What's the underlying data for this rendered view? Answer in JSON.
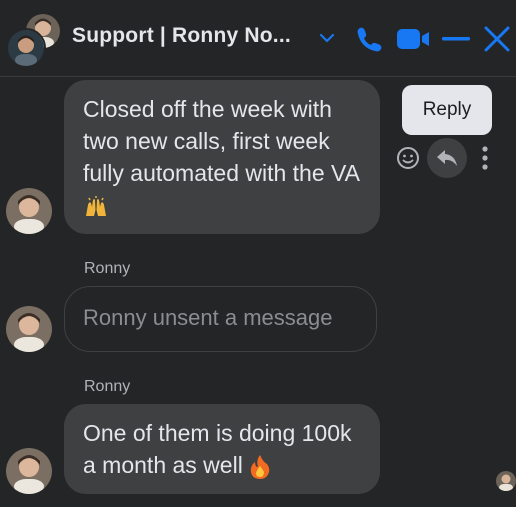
{
  "header": {
    "title": "Support | Ronny No...",
    "accent_color": "#1877f2",
    "icons": [
      "chevron-down-icon",
      "phone-icon",
      "video-icon",
      "minimize-icon",
      "close-icon"
    ]
  },
  "messages": [
    {
      "sender": "",
      "text": "Closed off the week with two new calls, first week fully automated with the VA",
      "emoji": "raised-hands-emoji"
    },
    {
      "sender": "Ronny",
      "text": "Ronny unsent a message",
      "unsent": true
    },
    {
      "sender": "Ronny",
      "text": "One of them is doing 100k a month as well",
      "emoji": "fire-emoji"
    }
  ],
  "hover_actions": {
    "tooltip": "Reply",
    "icons": [
      "emoji-reaction-icon",
      "reply-icon",
      "more-options-icon"
    ]
  }
}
* * * * * * * * *
**Task details**
Keep every word of the data as it is when you write it out, but drop the pictures.

**Answer to the problem**
What's the underlying data for this rendered view? Answer in JSON.
{
  "header": {
    "title": "Support | Ronny No...",
    "accent_color": "#1877f2",
    "icons": [
      "chevron-down-icon",
      "phone-icon",
      "video-icon",
      "minimize-icon",
      "close-icon"
    ]
  },
  "messages": [
    {
      "sender": "",
      "text": "Closed off the week with two new calls, first week fully automated with the VA",
      "emoji": "raised-hands-emoji"
    },
    {
      "sender": "Ronny",
      "text": "Ronny unsent a message",
      "unsent": true
    },
    {
      "sender": "Ronny",
      "text": "One of them is doing 100k a month as well",
      "emoji": "fire-emoji"
    }
  ],
  "hover_actions": {
    "tooltip": "Reply",
    "icons": [
      "emoji-reaction-icon",
      "reply-icon",
      "more-options-icon"
    ]
  }
}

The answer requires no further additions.